> Problem details
Look through the listing for the word "channel". Copy each line that has it.

(Records)
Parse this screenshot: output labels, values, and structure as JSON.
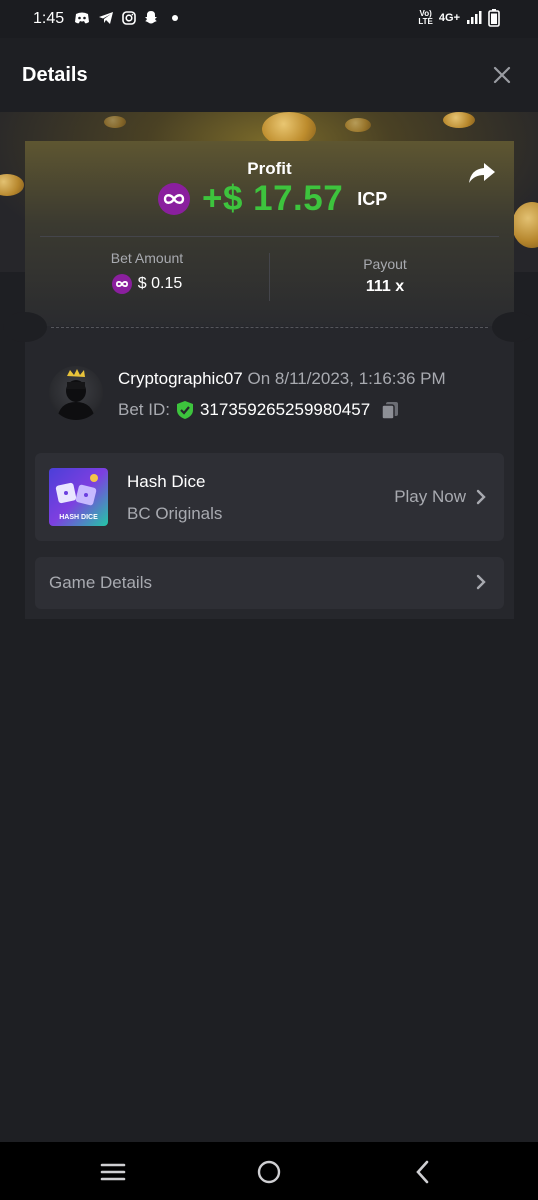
{
  "status_bar": {
    "time": "1:45",
    "network": "4G+",
    "icons": [
      "discord-icon",
      "telegram-icon",
      "instagram-icon",
      "snapchat-icon",
      "dot-icon",
      "volte-icon",
      "signal-icon",
      "battery-icon"
    ]
  },
  "header": {
    "title": "Details",
    "close_icon": "close-icon"
  },
  "profit": {
    "label": "Profit",
    "value": "+$ 17.57",
    "currency": "ICP",
    "color": "#3dc43d"
  },
  "bet": {
    "amount_label": "Bet Amount",
    "amount_value": "$ 0.15",
    "payout_label": "Payout",
    "payout_value": "111 x"
  },
  "user": {
    "name": "Cryptographic07",
    "date": "On 8/11/2023, 1:16:36 PM",
    "bet_id_label": "Bet ID:",
    "bet_id": "317359265259980457"
  },
  "game": {
    "name": "Hash Dice",
    "provider": "BC Originals",
    "play_label": "Play Now",
    "thumb_text": "HASH DICE"
  },
  "game_details": {
    "label": "Game Details"
  },
  "colors": {
    "accent_green": "#3dc43d",
    "icp_purple": "#8a1f9e",
    "background": "#1e1f23"
  }
}
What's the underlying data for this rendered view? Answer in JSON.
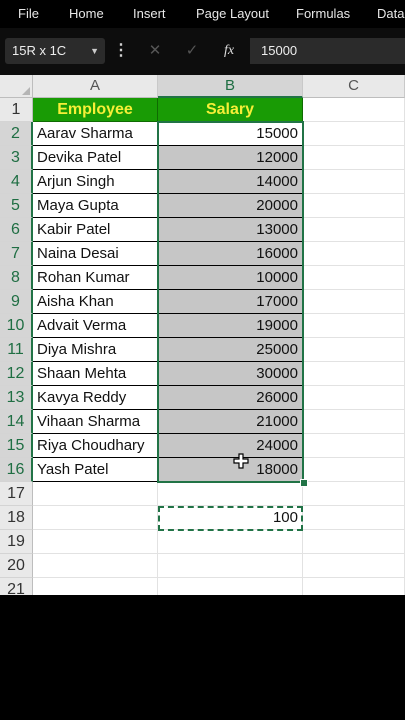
{
  "menu": [
    "File",
    "Home",
    "Insert",
    "Page Layout",
    "Formulas",
    "Data"
  ],
  "formula_bar": {
    "name_box": "15R x 1C",
    "formula": "15000",
    "fx_label": "fx"
  },
  "columns": [
    "A",
    "B",
    "C"
  ],
  "rows": [
    {
      "num": "1",
      "a": "Employee",
      "b": "Salary"
    },
    {
      "num": "2",
      "a": "Aarav Sharma",
      "b": "15000"
    },
    {
      "num": "3",
      "a": "Devika Patel",
      "b": "12000"
    },
    {
      "num": "4",
      "a": "Arjun Singh",
      "b": "14000"
    },
    {
      "num": "5",
      "a": "Maya Gupta",
      "b": "20000"
    },
    {
      "num": "6",
      "a": "Kabir Patel",
      "b": "13000"
    },
    {
      "num": "7",
      "a": "Naina Desai",
      "b": "16000"
    },
    {
      "num": "8",
      "a": "Rohan Kumar",
      "b": "10000"
    },
    {
      "num": "9",
      "a": "Aisha Khan",
      "b": "17000"
    },
    {
      "num": "10",
      "a": "Advait Verma",
      "b": "19000"
    },
    {
      "num": "11",
      "a": "Diya Mishra",
      "b": "25000"
    },
    {
      "num": "12",
      "a": "Shaan Mehta",
      "b": "30000"
    },
    {
      "num": "13",
      "a": "Kavya Reddy",
      "b": "26000"
    },
    {
      "num": "14",
      "a": "Vihaan Sharma",
      "b": "21000"
    },
    {
      "num": "15",
      "a": "Riya Choudhary",
      "b": "24000"
    },
    {
      "num": "16",
      "a": "Yash Patel",
      "b": "18000"
    },
    {
      "num": "17",
      "a": "",
      "b": ""
    },
    {
      "num": "18",
      "a": "",
      "b": "100"
    },
    {
      "num": "19",
      "a": "",
      "b": ""
    },
    {
      "num": "20",
      "a": "",
      "b": ""
    },
    {
      "num": "21",
      "a": "",
      "b": ""
    }
  ],
  "colors": {
    "header_fill": "#199b05",
    "header_text": "#f6ef37",
    "selection_fill": "#c6c6c6",
    "accent": "#217346"
  }
}
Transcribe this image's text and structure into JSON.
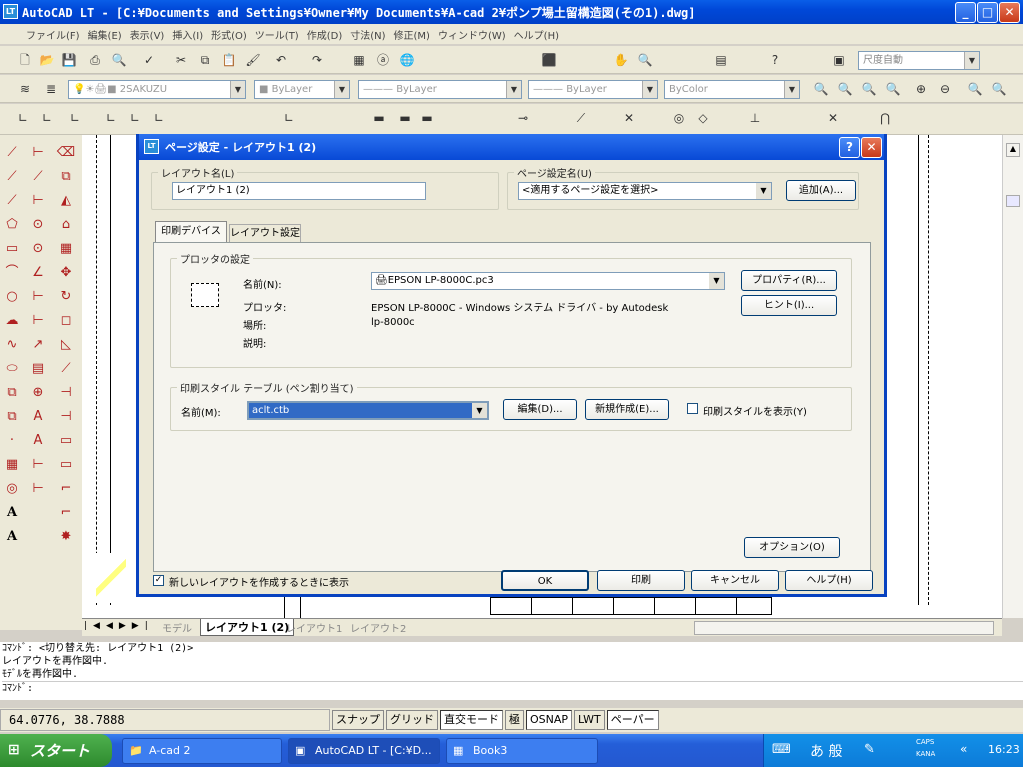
{
  "window": {
    "title": "AutoCAD LT - [C:¥Documents and Settings¥Owner¥My Documents¥A-cad 2¥ポンプ場土留構造図(その1).dwg]",
    "icon": "LT"
  },
  "menu": [
    "ファイル(F)",
    "編集(E)",
    "表示(V)",
    "挿入(I)",
    "形式(O)",
    "ツール(T)",
    "作成(D)",
    "寸法(N)",
    "修正(M)",
    "ウィンドウ(W)",
    "ヘルプ(H)"
  ],
  "toolbar": {
    "dimstyle": "尺度自動",
    "layer": "2SAKUZU",
    "linetype1": "ByLayer",
    "linetype2": "ByLayer",
    "linetype3": "ByLayer",
    "color": "ByColor"
  },
  "dialog": {
    "title": "ページ設定 - レイアウト1 (2)",
    "help_icon": "?",
    "layout_group": "レイアウト名(L)",
    "layout_value": "レイアウト1 (2)",
    "pagesetup_group": "ページ設定名(U)",
    "pagesetup_value": "<適用するページ設定を選択>",
    "add_button": "追加(A)...",
    "tabs": [
      "印刷デバイス",
      "レイアウト設定"
    ],
    "plotter_group": "プロッタの設定",
    "name_label": "名前(N):",
    "plotter_value": "EPSON LP-8000C.pc3",
    "properties_button": "プロパティ(R)...",
    "hint_button": "ヒント(I)...",
    "plotter_label": "プロッタ:",
    "plotter_desc": "EPSON LP-8000C - Windows システム ドライバ - by Autodesk",
    "location_label": "場所:",
    "location_value": "lp-8000c",
    "description_label": "説明:",
    "style_group": "印刷スタイル テーブル (ペン割り当て)",
    "style_name_label": "名前(M):",
    "style_value": "aclt.ctb",
    "edit_button": "編集(D)...",
    "new_button": "新規作成(E)...",
    "show_styles_label": "印刷スタイルを表示(Y)",
    "options_button": "オプション(O)",
    "new_layout_label": "新しいレイアウトを作成するときに表示",
    "ok_button": "OK",
    "print_button": "印刷",
    "cancel_button": "キャンセル",
    "helpbtn": "ヘルプ(H)"
  },
  "layout_tabs": [
    "モデル",
    "レイアウト1 (2)",
    "レイアウト1",
    "レイアウト2"
  ],
  "command_lines": [
    "ｺﾏﾝﾄﾞ:  <切り替え先: レイアウト1 (2)>",
    "レイアウトを再作図中.",
    "ﾓﾃﾞﾙを再作図中.",
    "ｺﾏﾝﾄﾞ:"
  ],
  "status": {
    "coords": "64.0776, 38.7888",
    "buttons": [
      "スナップ",
      "グリッド",
      "直交モード",
      "極",
      "OSNAP",
      "LWT",
      "ペーパー"
    ]
  },
  "taskbar": {
    "start": "スタート",
    "tasks": [
      "A-cad 2",
      "AutoCAD LT - [C:¥D...",
      "Book3"
    ],
    "ime": "あ 般",
    "caps": "CAPS",
    "kana": "KANA",
    "clock": "16:23"
  }
}
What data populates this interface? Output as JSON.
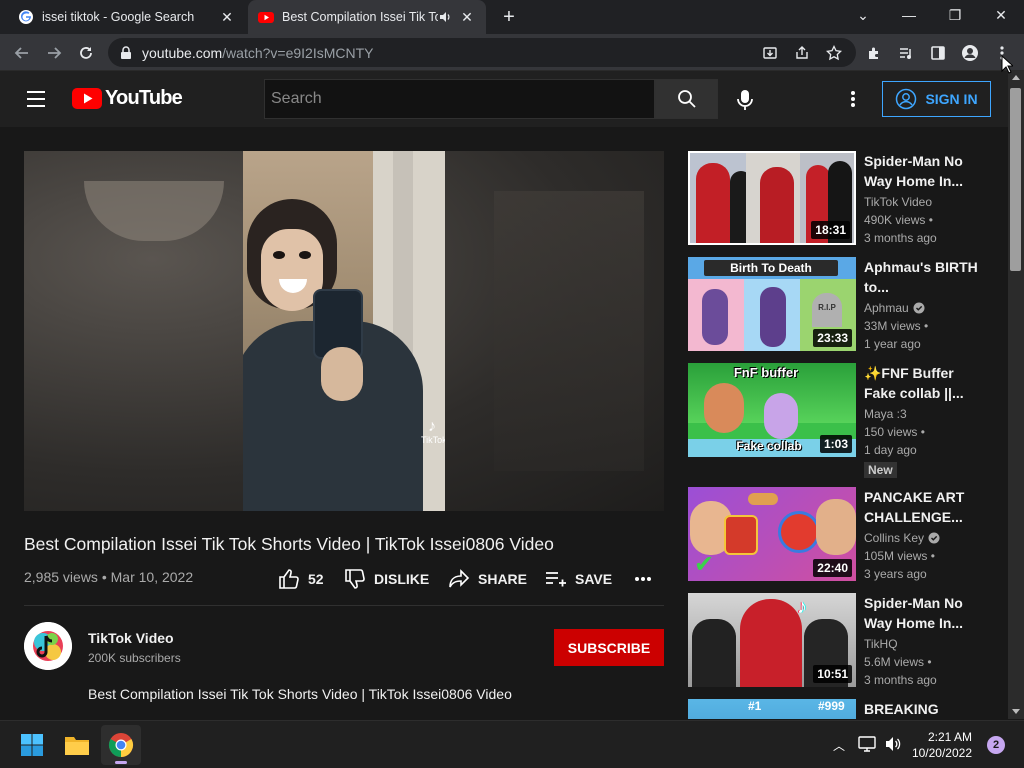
{
  "browser": {
    "tabs": [
      {
        "title": "issei tiktok - Google Search",
        "favicon": "google-icon",
        "active": false
      },
      {
        "title": "Best Compilation Issei Tik Tok Sh",
        "favicon": "youtube-icon",
        "active": true
      }
    ],
    "url_host": "youtube.com",
    "url_path": "/watch?v=e9I2IsMCNTY"
  },
  "youtube": {
    "logo_text": "YouTube",
    "search_placeholder": "Search",
    "sign_in_label": "SIGN IN"
  },
  "video": {
    "title": "Best Compilation Issei Tik Tok Shorts Video | TikTok Issei0806 Video",
    "views": "2,985 views",
    "date": "Mar 10, 2022",
    "likes": "52",
    "dislike_label": "DISLIKE",
    "share_label": "SHARE",
    "save_label": "SAVE",
    "watermark": "TikTok"
  },
  "channel": {
    "name": "TikTok Video",
    "subscribers": "200K subscribers",
    "subscribe_label": "SUBSCRIBE",
    "description": "Best Compilation Issei Tik Tok Shorts Video | TikTok Issei0806 Video"
  },
  "recommendations": [
    {
      "title": "Spider-Man No Way Home In...",
      "channel": "TikTok Video",
      "verified": false,
      "views": "490K views •",
      "age": "3 months ago",
      "duration": "18:31",
      "badge": ""
    },
    {
      "title": "Aphmau's BIRTH to...",
      "channel": "Aphmau",
      "verified": true,
      "views": "33M views •",
      "age": "1 year ago",
      "duration": "23:33",
      "badge": "",
      "thumb_text": "Birth To Death"
    },
    {
      "title": "✨FNF Buffer Fake collab ||...",
      "channel": "Maya :3",
      "verified": false,
      "views": "150 views •",
      "age": "1 day ago",
      "duration": "1:03",
      "badge": "New",
      "thumb_text_top": "FnF buffer",
      "thumb_text_bottom": "Fake collab"
    },
    {
      "title": "PANCAKE ART CHALLENGE...",
      "channel": "Collins Key",
      "verified": true,
      "views": "105M views •",
      "age": "3 years ago",
      "duration": "22:40",
      "badge": ""
    },
    {
      "title": "Spider-Man No Way Home In...",
      "channel": "TikHQ",
      "verified": false,
      "views": "5.6M views •",
      "age": "3 months ago",
      "duration": "10:51",
      "badge": ""
    },
    {
      "title": "BREAKING",
      "thumb_text_left": "#1",
      "thumb_text_right": "#999"
    }
  ],
  "taskbar": {
    "time": "2:21 AM",
    "date": "10/20/2022",
    "notifications": "2"
  },
  "colors": {
    "accent_blue": "#3ea6ff",
    "subscribe_red": "#cc0000",
    "youtube_red": "#ff0000"
  }
}
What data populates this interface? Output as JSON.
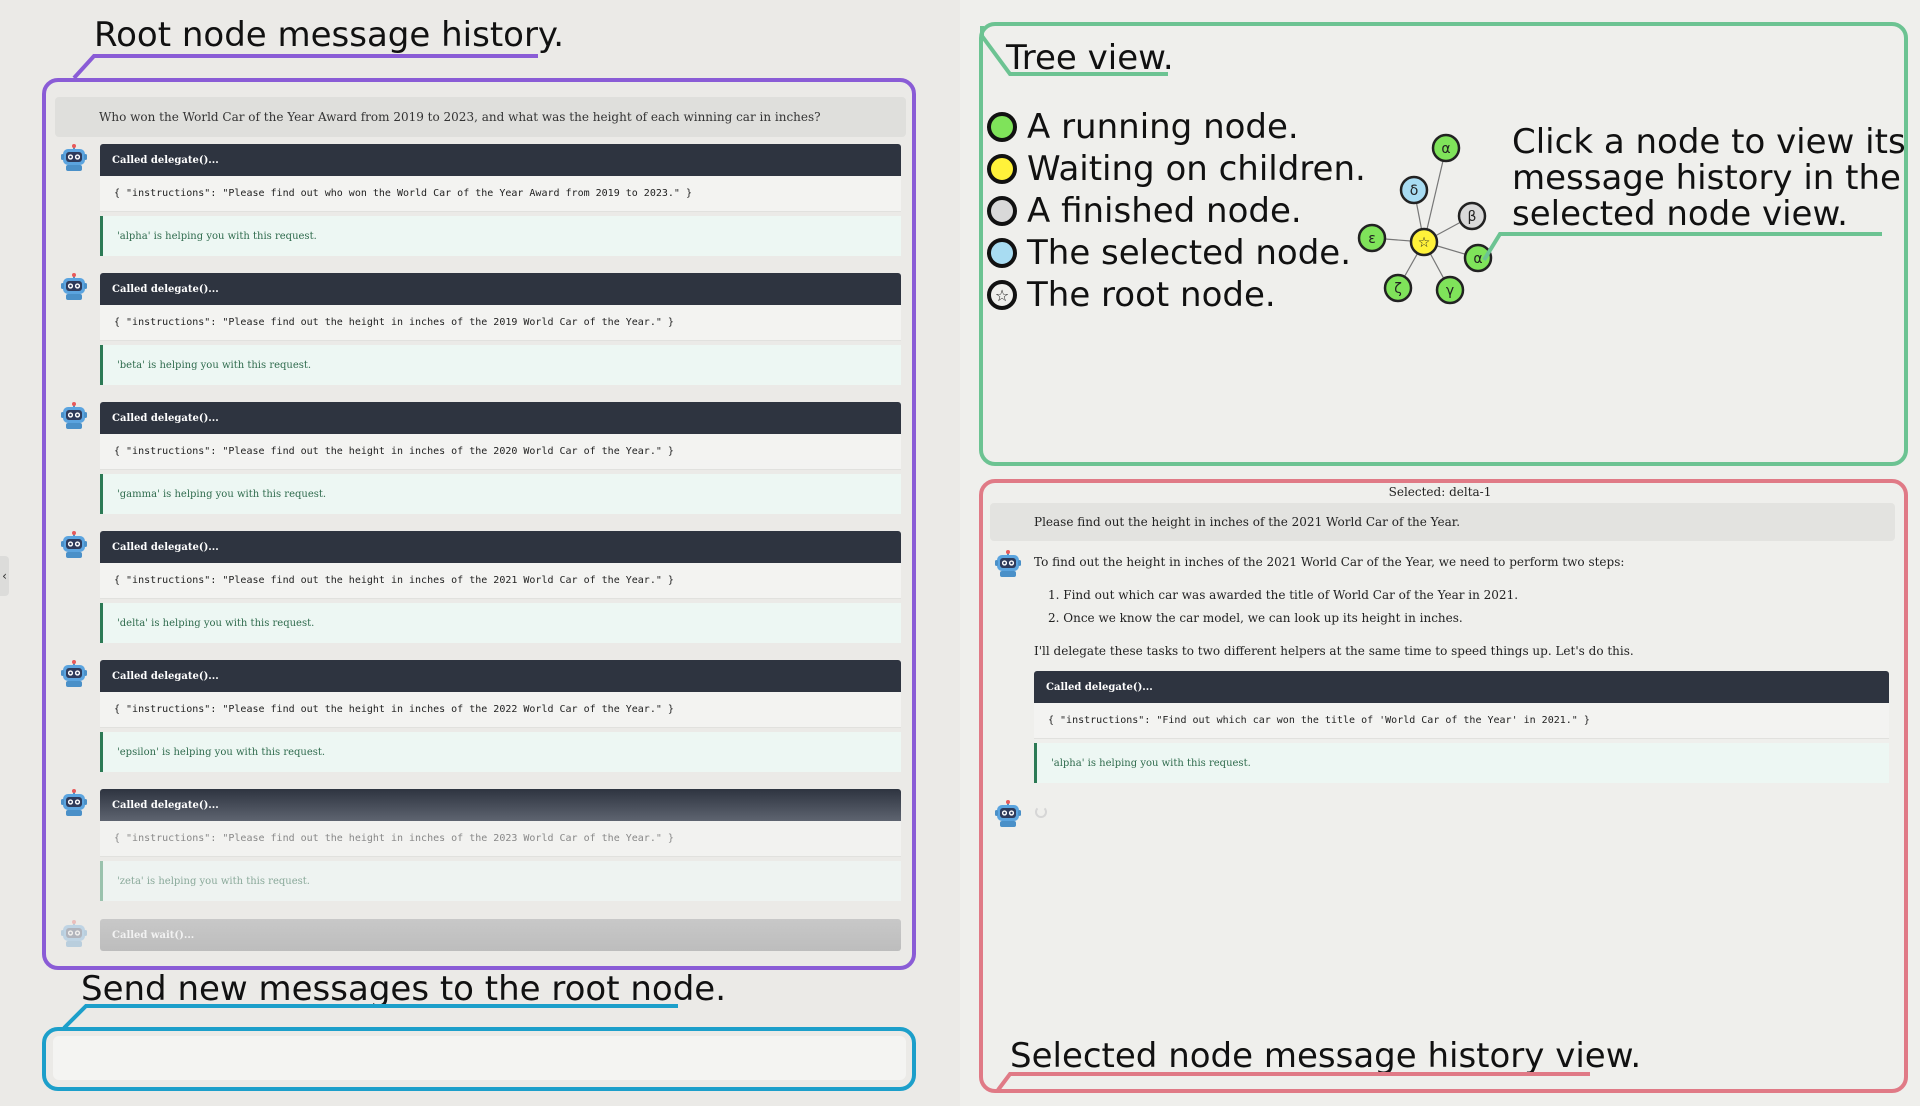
{
  "annotations": {
    "root_history": "Root node message history.",
    "send_new": "Send new messages to the root node.",
    "tree_view": "Tree view.",
    "click_node": [
      "Click a node to view its",
      "message history in the",
      "selected node view."
    ],
    "selected_view": "Selected node message history view."
  },
  "colors": {
    "purple": "#8a5cd6",
    "blue": "#1c9fca",
    "green": "#6cc392",
    "red": "#e07a86",
    "node_running": "#7fe35a",
    "node_waiting": "#fff23a",
    "node_finished": "#d9d9d9",
    "node_selected": "#a8dcf2"
  },
  "collapse_icon": "‹",
  "root_chat": {
    "user_message": "Who won the World Car of the Year Award from 2019 to 2023, and what was the height of each winning car in inches?",
    "calls": [
      {
        "head": "Called delegate()...",
        "args": "{ \"instructions\": \"Please find out who won the World Car of the Year Award from 2019 to 2023.\" }",
        "result": "'alpha' is helping you with this request."
      },
      {
        "head": "Called delegate()...",
        "args": "{ \"instructions\": \"Please find out the height in inches of the 2019 World Car of the Year.\" }",
        "result": "'beta' is helping you with this request."
      },
      {
        "head": "Called delegate()...",
        "args": "{ \"instructions\": \"Please find out the height in inches of the 2020 World Car of the Year.\" }",
        "result": "'gamma' is helping you with this request."
      },
      {
        "head": "Called delegate()...",
        "args": "{ \"instructions\": \"Please find out the height in inches of the 2021 World Car of the Year.\" }",
        "result": "'delta' is helping you with this request."
      },
      {
        "head": "Called delegate()...",
        "args": "{ \"instructions\": \"Please find out the height in inches of the 2022 World Car of the Year.\" }",
        "result": "'epsilon' is helping you with this request."
      },
      {
        "head": "Called delegate()...",
        "args": "{ \"instructions\": \"Please find out the height in inches of the 2023 World Car of the Year.\" }",
        "result": "'zeta' is helping you with this request."
      }
    ],
    "wait": "Called wait()..."
  },
  "legend": [
    {
      "label": "A running node.",
      "state": "running"
    },
    {
      "label": "Waiting on children.",
      "state": "waiting"
    },
    {
      "label": "A finished node.",
      "state": "finished"
    },
    {
      "label": "The selected node.",
      "state": "selected"
    },
    {
      "label": "The root node.",
      "state": "root",
      "icon": "☆"
    }
  ],
  "tree": {
    "root": {
      "label": "☆",
      "state": "waiting"
    },
    "nodes": [
      {
        "label": "α",
        "state": "running"
      },
      {
        "label": "δ",
        "state": "selected"
      },
      {
        "label": "β",
        "state": "finished"
      },
      {
        "label": "ε",
        "state": "running"
      },
      {
        "label": "α",
        "state": "running"
      },
      {
        "label": "ζ",
        "state": "running"
      },
      {
        "label": "γ",
        "state": "running"
      }
    ]
  },
  "selected": {
    "title": "Selected: delta-1",
    "user_message": "Please find out the height in inches of the 2021 World Car of the Year.",
    "intro": "To find out the height in inches of the 2021 World Car of the Year, we need to perform two steps:",
    "steps": [
      "1. Find out which car was awarded the title of World Car of the Year in 2021.",
      "2. Once we know the car model, we can look up its height in inches."
    ],
    "outro": "I'll delegate these tasks to two different helpers at the same time to speed things up. Let's do this.",
    "call": {
      "head": "Called delegate()...",
      "args": "{ \"instructions\": \"Find out which car won the title of 'World Car of the Year' in 2021.\" }",
      "result": "'alpha' is helping you with this request."
    }
  }
}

> Response
  "channel": {
      "channel": "TikTok Video",
      "channel": "Aphmau",
      "channel": "Maya :3",
      "channel": "Collins Key",
      "channel": "TikHQ",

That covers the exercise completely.